INSTRUCTIONS TO FOLLOW: Copy every line from the records below that holds the word "согласно".

Records excerpted from a collection
□ □ □ □ □ □ □

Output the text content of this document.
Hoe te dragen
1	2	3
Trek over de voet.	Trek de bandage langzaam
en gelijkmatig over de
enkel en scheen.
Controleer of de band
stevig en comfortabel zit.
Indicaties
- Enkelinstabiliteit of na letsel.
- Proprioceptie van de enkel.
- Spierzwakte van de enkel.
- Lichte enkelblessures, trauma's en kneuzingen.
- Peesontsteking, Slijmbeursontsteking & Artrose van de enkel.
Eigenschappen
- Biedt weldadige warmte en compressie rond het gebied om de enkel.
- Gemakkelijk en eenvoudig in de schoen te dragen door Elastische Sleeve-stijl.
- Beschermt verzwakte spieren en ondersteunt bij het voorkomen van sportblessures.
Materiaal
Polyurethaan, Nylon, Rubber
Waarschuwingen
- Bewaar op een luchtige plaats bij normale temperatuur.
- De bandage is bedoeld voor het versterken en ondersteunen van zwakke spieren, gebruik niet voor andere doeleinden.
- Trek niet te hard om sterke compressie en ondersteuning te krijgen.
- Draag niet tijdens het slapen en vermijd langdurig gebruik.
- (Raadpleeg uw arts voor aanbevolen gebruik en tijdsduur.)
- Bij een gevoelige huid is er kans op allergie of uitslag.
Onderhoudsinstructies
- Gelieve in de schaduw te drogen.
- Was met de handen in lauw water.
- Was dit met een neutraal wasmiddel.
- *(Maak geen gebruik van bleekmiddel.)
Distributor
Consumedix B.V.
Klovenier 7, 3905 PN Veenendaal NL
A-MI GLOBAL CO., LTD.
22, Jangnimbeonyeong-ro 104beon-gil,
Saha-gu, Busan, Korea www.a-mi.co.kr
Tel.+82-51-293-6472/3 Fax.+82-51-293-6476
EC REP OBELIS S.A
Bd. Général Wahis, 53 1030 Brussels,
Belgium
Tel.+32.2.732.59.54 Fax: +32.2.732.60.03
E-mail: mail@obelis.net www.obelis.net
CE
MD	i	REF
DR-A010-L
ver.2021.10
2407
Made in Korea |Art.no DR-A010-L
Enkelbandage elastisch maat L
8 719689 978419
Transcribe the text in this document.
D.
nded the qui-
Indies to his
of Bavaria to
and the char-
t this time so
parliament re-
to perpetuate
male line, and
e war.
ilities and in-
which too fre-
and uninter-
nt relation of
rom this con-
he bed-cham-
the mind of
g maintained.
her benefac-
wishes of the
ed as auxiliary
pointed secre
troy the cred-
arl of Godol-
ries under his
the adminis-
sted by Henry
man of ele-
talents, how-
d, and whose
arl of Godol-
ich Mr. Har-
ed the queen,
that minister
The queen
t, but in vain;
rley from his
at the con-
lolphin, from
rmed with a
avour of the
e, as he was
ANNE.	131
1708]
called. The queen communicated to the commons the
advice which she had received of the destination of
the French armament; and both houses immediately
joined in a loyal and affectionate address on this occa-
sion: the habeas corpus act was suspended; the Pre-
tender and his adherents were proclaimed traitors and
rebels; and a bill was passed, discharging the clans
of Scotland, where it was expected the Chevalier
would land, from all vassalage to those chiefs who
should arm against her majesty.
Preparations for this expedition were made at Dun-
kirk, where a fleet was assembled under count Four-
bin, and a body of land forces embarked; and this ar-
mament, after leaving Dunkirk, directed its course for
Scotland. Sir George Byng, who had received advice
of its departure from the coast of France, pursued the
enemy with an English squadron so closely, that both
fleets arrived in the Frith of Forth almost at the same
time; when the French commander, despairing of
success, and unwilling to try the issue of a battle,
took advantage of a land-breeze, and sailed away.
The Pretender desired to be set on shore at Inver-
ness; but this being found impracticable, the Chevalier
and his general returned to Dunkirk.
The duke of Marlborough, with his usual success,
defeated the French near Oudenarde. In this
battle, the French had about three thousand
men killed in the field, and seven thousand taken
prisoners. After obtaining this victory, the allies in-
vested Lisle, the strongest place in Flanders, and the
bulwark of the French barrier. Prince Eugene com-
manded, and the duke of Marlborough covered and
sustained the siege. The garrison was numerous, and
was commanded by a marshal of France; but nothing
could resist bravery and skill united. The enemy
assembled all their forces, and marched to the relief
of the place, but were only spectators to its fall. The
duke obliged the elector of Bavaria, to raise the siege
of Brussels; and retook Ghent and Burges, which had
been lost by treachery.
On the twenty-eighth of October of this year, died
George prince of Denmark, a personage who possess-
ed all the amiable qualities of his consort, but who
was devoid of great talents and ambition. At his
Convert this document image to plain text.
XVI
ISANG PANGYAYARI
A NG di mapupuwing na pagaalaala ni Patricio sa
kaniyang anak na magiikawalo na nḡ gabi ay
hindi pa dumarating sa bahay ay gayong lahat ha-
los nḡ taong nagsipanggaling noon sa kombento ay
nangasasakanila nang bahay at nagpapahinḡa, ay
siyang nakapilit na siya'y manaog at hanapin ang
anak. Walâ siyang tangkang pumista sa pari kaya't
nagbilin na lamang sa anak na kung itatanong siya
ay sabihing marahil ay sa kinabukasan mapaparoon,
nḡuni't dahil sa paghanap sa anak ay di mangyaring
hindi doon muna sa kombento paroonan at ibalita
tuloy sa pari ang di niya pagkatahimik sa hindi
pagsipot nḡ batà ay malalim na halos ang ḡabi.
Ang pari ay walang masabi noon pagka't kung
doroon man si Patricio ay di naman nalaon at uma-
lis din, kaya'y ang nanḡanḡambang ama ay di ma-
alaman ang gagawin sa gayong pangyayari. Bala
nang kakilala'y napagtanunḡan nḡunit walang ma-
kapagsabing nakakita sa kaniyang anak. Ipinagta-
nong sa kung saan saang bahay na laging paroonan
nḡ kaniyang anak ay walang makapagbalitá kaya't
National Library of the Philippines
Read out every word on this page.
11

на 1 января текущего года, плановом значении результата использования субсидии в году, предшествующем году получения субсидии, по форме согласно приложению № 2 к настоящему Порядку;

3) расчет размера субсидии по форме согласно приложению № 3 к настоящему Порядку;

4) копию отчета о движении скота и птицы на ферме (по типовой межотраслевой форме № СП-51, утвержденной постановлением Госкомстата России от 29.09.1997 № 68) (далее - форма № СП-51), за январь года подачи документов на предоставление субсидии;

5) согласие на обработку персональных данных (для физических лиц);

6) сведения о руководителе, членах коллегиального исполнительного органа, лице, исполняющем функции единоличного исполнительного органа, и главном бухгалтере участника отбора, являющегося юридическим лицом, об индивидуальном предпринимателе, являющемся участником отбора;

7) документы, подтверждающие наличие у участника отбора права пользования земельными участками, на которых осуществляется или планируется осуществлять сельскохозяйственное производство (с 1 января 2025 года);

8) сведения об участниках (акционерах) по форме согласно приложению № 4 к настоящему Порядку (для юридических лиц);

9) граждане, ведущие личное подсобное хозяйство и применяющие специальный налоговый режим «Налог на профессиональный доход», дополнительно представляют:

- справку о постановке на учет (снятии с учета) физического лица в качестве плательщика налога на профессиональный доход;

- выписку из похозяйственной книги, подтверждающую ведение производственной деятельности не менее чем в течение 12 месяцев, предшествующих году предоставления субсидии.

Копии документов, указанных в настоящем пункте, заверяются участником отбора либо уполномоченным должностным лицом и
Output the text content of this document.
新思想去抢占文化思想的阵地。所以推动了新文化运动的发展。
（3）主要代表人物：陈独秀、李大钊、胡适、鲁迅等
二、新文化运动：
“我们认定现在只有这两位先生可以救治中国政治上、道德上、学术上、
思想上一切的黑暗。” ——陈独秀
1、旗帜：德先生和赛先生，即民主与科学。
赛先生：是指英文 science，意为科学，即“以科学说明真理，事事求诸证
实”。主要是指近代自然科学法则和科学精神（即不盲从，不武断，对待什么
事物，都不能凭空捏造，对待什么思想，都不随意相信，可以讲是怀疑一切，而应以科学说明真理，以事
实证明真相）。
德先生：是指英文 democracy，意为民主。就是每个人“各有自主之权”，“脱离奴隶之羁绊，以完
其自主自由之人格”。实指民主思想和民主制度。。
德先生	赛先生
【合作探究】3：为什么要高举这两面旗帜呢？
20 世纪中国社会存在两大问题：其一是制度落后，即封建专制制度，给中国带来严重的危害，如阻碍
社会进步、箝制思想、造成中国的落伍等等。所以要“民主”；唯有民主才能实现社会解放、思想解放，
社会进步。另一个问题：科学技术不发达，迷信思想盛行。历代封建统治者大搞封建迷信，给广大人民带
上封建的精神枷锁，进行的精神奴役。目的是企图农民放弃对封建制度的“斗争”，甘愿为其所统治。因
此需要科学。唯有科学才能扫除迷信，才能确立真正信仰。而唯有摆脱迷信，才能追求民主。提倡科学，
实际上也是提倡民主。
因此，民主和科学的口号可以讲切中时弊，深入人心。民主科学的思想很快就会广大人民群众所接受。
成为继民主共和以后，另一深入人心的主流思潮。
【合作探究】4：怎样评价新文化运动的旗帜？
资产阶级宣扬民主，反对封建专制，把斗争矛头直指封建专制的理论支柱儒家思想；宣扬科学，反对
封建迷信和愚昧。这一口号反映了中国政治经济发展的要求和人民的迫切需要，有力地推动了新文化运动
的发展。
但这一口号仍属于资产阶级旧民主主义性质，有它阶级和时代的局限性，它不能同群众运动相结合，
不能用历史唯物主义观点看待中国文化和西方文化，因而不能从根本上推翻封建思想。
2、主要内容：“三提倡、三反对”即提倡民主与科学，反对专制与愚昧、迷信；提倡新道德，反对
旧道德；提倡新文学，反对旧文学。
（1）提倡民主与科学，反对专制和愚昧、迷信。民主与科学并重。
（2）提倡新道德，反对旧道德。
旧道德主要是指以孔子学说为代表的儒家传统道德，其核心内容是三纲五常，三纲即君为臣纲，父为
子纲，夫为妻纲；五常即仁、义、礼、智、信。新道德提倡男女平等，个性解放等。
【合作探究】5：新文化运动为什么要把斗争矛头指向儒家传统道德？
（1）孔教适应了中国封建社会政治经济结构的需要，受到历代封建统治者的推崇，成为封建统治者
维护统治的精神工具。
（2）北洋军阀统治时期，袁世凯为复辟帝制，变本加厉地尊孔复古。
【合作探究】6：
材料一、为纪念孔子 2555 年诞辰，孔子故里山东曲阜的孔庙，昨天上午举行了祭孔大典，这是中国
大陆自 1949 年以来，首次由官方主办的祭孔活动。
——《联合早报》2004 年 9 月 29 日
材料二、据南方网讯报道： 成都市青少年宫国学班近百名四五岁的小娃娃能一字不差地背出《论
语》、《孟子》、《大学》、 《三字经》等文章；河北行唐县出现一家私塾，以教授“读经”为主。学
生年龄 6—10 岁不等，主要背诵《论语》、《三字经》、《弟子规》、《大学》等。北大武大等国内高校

□ □ □ □ □ □ □

TASK SOLUTION:
на 1 января текущего года, плановом значении результата использования субсидии в году, предшествующем году получения субсидии, по форме согласно приложению № 2 к настоящему Порядку;
3) расчет размера субсидии по форме согласно приложению № 3 к настоящему Порядку;
8) сведения об участниках (акционерах) по форме согласно приложению № 4 к настоящему Порядку (для юридических лиц);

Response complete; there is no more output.